**Data rows:**
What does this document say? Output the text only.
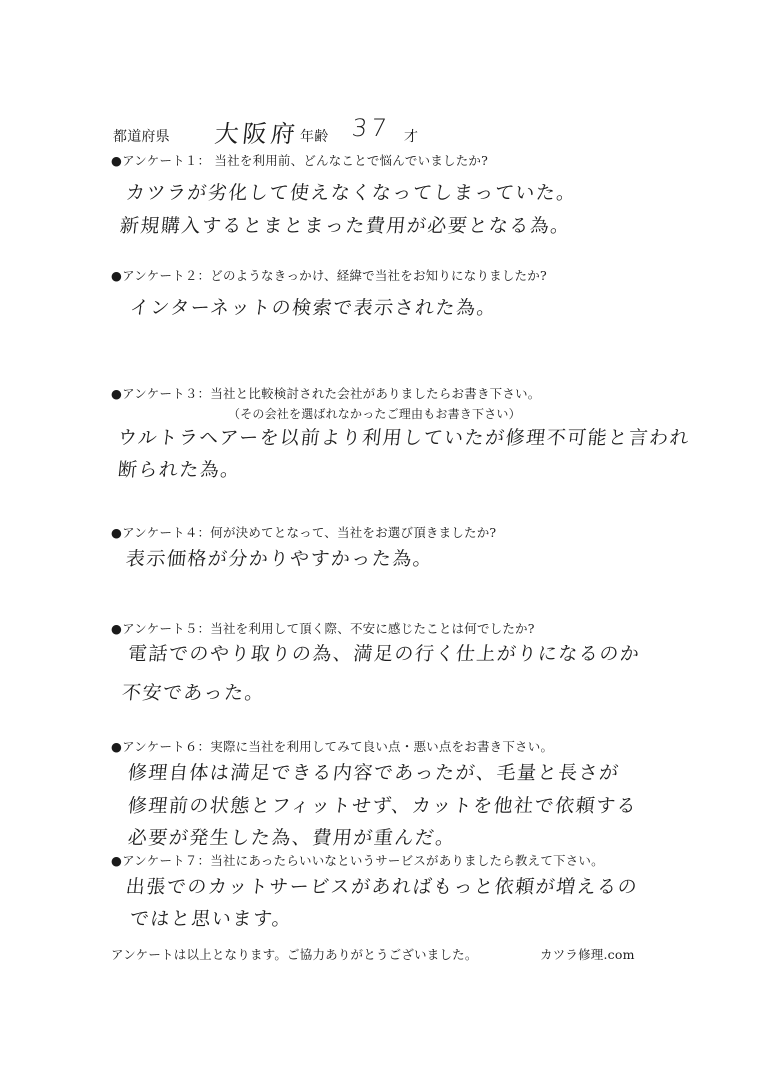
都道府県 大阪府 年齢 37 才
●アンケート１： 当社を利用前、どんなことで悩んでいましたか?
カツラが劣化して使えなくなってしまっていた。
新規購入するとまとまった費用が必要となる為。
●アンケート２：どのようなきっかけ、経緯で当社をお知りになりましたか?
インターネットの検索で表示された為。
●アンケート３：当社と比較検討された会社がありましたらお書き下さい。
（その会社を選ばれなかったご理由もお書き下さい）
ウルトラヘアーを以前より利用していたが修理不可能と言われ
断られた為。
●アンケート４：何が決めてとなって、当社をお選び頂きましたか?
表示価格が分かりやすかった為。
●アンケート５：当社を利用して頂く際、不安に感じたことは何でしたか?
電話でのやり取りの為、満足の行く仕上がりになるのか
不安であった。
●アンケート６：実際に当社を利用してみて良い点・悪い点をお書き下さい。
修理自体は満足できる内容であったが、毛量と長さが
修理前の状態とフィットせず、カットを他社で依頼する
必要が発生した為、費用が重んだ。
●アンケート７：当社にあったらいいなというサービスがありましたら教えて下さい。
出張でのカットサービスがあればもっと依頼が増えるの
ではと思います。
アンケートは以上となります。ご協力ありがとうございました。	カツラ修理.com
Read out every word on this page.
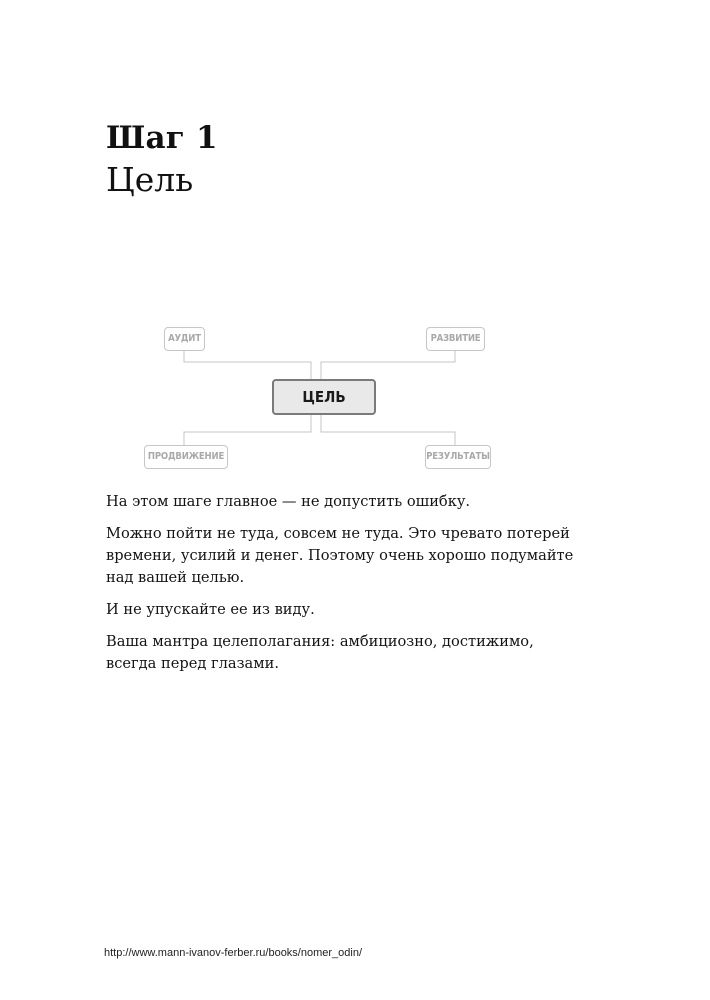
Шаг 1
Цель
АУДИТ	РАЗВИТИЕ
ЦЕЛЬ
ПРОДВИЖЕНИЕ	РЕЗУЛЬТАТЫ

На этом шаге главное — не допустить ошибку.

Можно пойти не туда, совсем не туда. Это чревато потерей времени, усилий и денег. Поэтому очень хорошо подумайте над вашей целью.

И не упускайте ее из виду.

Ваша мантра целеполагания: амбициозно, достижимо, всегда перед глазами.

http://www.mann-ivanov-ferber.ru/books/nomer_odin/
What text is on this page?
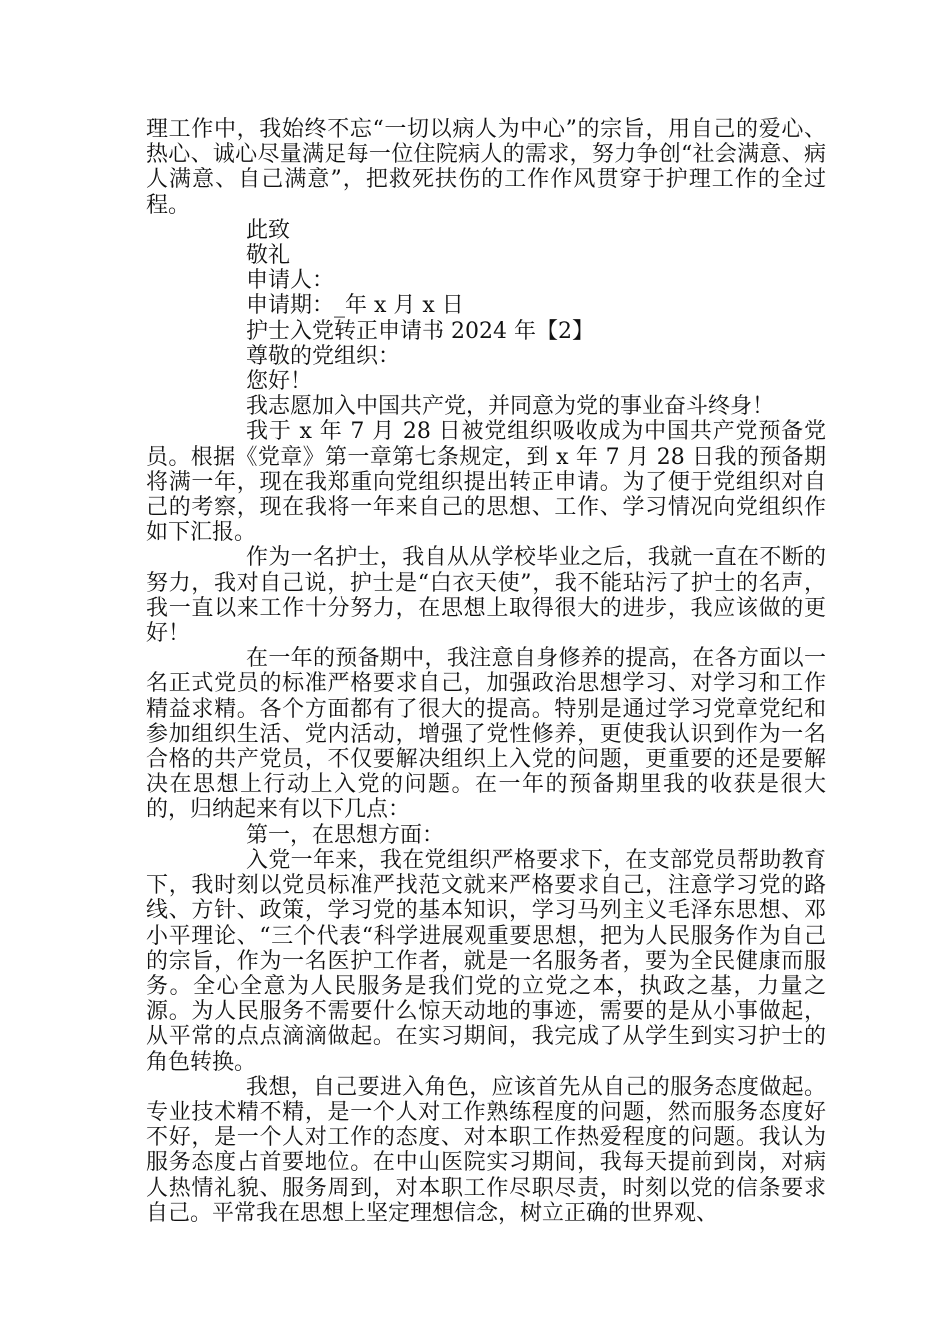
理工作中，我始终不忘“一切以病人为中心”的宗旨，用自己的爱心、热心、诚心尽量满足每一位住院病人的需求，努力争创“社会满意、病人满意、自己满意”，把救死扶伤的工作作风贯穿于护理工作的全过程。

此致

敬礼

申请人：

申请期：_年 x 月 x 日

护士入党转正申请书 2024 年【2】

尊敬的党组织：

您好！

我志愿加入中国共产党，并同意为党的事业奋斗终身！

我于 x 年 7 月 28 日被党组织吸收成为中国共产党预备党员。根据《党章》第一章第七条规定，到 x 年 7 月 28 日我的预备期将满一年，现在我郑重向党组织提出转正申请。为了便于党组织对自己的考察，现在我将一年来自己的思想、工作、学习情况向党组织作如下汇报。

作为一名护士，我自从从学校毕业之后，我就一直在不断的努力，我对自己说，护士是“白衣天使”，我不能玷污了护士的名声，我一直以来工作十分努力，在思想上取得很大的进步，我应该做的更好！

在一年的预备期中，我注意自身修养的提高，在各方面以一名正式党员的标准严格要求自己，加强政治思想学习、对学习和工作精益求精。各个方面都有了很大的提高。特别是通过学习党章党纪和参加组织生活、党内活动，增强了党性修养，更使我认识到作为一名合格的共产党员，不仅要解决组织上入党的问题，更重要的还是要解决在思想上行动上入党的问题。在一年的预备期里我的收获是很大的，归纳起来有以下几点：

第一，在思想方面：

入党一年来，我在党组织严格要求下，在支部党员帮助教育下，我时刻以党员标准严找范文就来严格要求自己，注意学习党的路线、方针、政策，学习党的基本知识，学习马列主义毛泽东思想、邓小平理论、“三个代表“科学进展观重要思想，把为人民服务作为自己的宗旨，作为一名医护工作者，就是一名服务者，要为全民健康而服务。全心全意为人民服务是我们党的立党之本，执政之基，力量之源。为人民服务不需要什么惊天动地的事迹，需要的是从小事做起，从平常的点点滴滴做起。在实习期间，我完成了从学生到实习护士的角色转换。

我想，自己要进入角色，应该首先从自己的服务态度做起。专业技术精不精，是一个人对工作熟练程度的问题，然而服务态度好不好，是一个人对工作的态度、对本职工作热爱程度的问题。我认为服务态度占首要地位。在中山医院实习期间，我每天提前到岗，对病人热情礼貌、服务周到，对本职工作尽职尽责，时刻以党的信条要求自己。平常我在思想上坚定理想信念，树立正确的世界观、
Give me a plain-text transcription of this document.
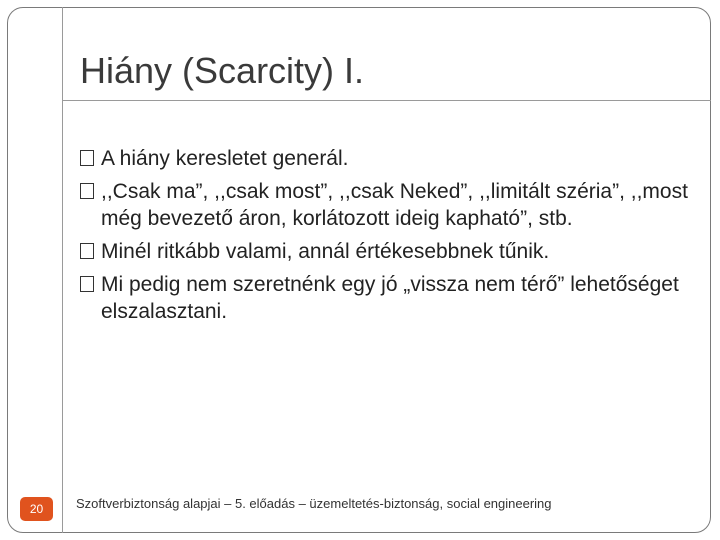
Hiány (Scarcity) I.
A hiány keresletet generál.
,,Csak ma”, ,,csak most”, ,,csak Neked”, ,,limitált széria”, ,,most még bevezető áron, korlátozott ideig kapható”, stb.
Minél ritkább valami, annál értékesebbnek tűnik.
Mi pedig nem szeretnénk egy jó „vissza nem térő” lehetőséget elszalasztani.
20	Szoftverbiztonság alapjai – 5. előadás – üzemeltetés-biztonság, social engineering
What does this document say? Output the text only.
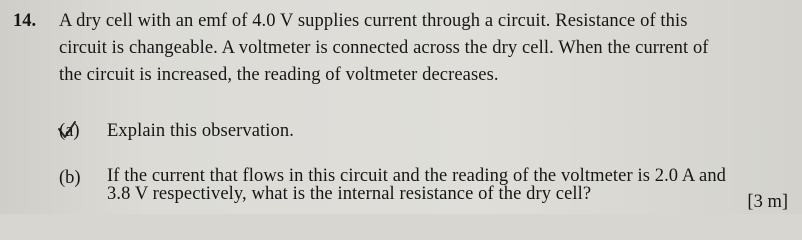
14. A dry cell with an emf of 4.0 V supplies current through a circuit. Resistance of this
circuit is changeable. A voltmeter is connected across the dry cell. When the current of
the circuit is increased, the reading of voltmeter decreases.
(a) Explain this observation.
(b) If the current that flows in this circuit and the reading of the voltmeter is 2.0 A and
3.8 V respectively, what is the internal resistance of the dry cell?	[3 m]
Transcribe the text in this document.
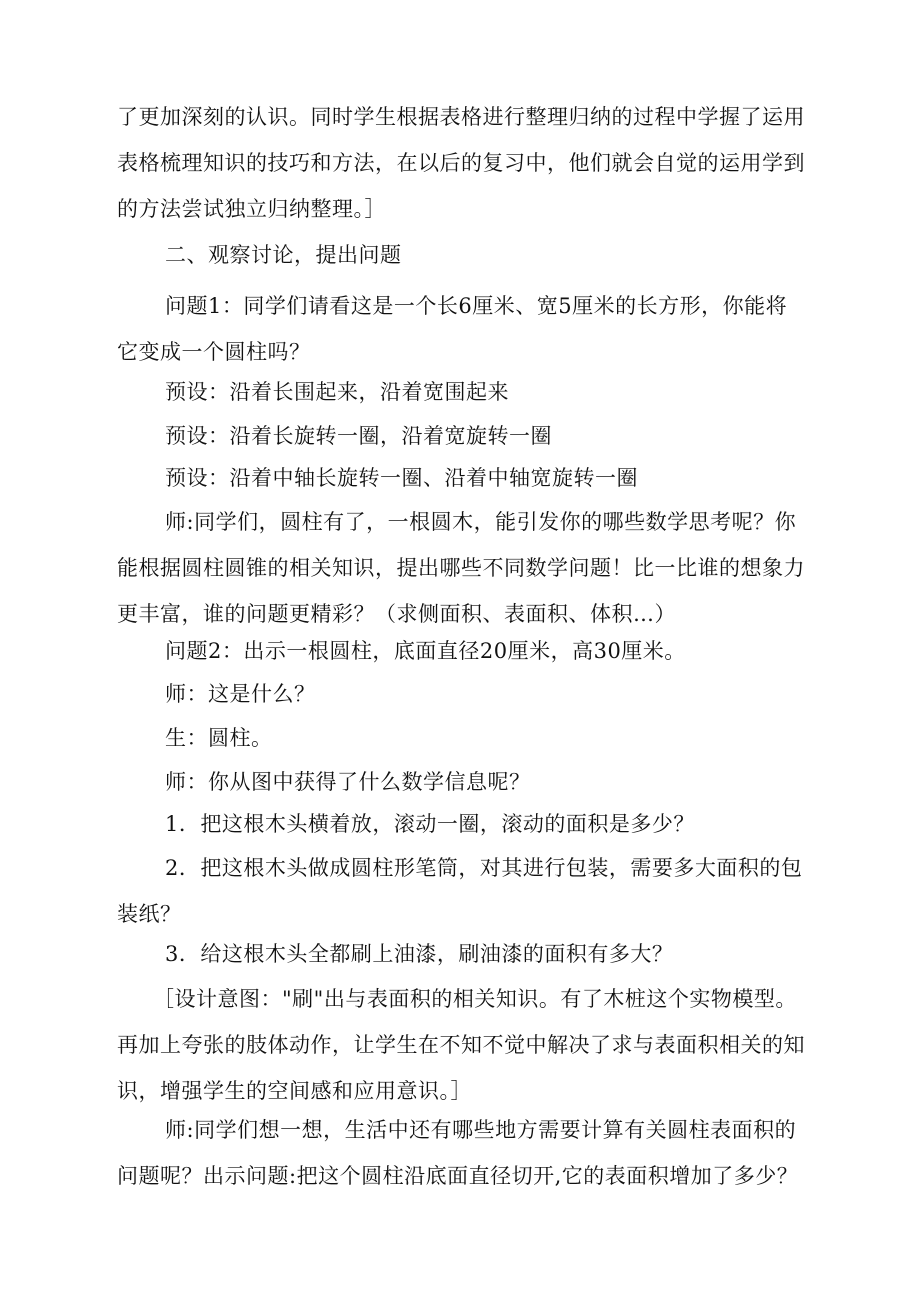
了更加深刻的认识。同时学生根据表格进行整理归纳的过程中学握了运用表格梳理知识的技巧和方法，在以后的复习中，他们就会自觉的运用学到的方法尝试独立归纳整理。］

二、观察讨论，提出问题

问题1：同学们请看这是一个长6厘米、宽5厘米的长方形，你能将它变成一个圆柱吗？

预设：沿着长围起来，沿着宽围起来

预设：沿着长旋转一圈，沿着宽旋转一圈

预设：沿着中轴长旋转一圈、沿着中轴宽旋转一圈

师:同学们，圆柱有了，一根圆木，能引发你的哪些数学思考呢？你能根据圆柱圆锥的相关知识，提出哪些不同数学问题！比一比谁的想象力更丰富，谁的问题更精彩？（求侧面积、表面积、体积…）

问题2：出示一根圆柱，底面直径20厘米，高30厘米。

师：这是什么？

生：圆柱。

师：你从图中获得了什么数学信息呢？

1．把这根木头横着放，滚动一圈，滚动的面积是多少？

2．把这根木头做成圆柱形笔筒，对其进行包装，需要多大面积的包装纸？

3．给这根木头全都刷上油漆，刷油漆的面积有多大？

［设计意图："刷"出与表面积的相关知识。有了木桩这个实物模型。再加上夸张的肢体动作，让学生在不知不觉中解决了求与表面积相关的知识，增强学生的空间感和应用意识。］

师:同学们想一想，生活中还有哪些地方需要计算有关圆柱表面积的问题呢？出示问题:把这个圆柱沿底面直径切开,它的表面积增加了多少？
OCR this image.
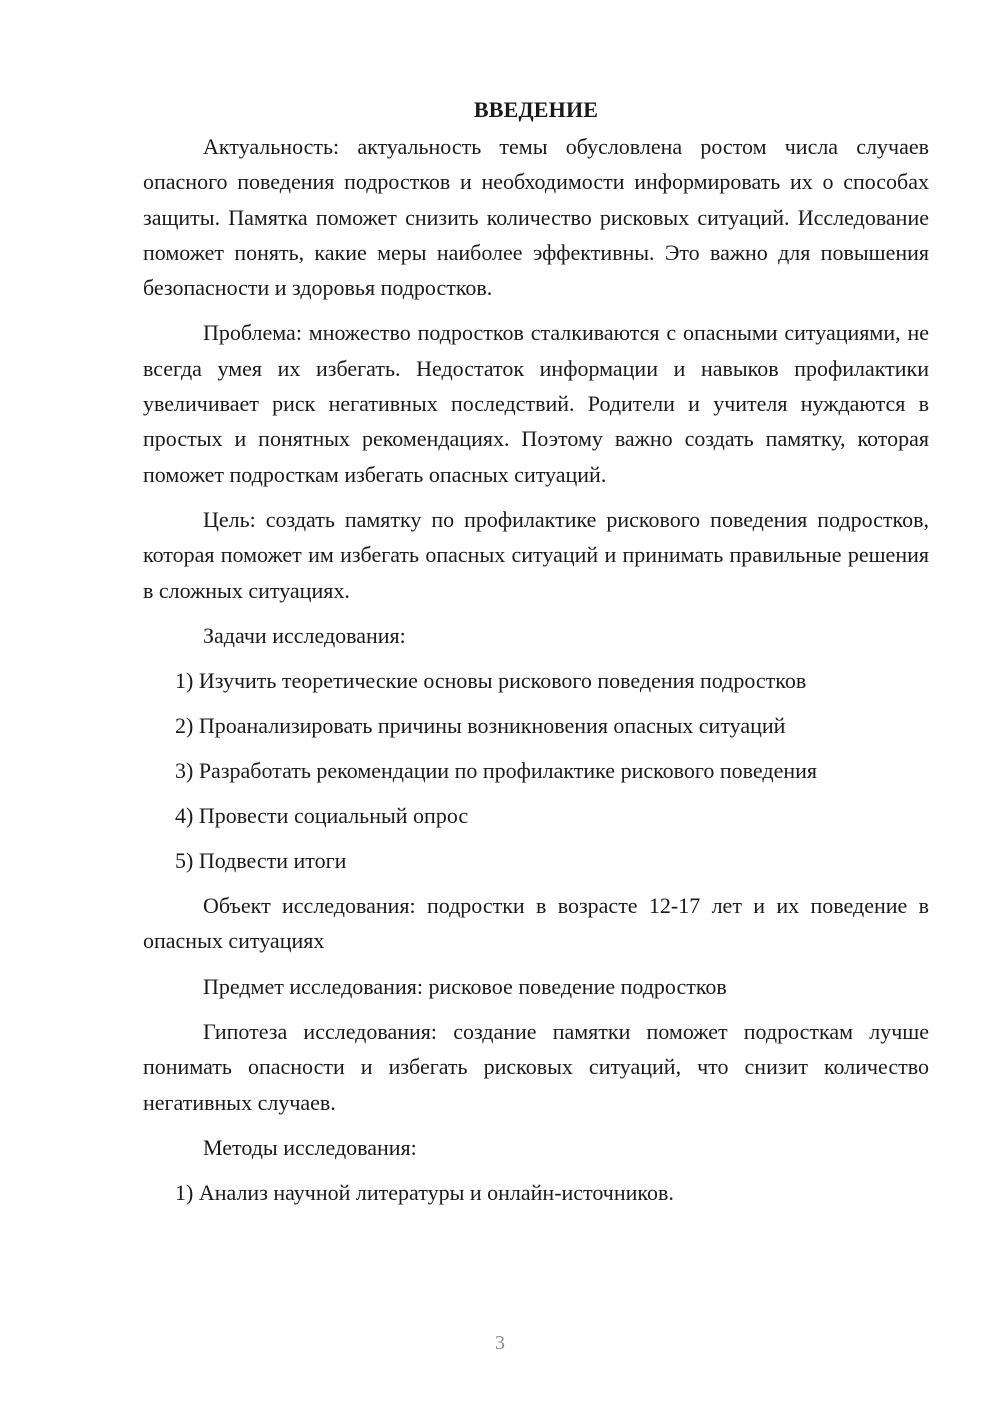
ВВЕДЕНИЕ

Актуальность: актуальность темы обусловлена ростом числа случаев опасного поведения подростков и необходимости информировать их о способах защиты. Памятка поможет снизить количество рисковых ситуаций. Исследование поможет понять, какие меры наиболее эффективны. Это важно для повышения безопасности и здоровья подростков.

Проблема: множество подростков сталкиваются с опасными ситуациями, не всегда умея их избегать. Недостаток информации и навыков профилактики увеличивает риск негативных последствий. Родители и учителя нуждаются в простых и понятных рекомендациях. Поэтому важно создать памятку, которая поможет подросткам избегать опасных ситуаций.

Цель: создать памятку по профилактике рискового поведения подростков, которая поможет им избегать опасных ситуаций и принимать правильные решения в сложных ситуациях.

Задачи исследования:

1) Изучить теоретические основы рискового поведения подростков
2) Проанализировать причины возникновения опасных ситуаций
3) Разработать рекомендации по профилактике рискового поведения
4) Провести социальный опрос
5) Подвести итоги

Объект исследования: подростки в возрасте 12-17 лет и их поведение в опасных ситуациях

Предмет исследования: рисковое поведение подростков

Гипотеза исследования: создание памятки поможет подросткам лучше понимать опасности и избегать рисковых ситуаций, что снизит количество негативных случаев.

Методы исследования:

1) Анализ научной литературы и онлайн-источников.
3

**Problem to work on:** Report all lines of the data above that include the string "поведения".

**Solution:**
Актуальность: актуальность темы обусловлена ростом числа случаев опасного поведения подростков и необходимости информировать их о способах защиты. Памятка поможет снизить количество рисковых ситуаций. Исследование поможет понять, какие меры наиболее эффективны. Это важно для повышения безопасности и здоровья подростков.
Цель: создать памятку по профилактике рискового поведения подростков, которая поможет им избегать опасных ситуаций и принимать правильные решения в сложных ситуациях.
1) Изучить теоретические основы рискового поведения подростков
3) Разработать рекомендации по профилактике рискового поведения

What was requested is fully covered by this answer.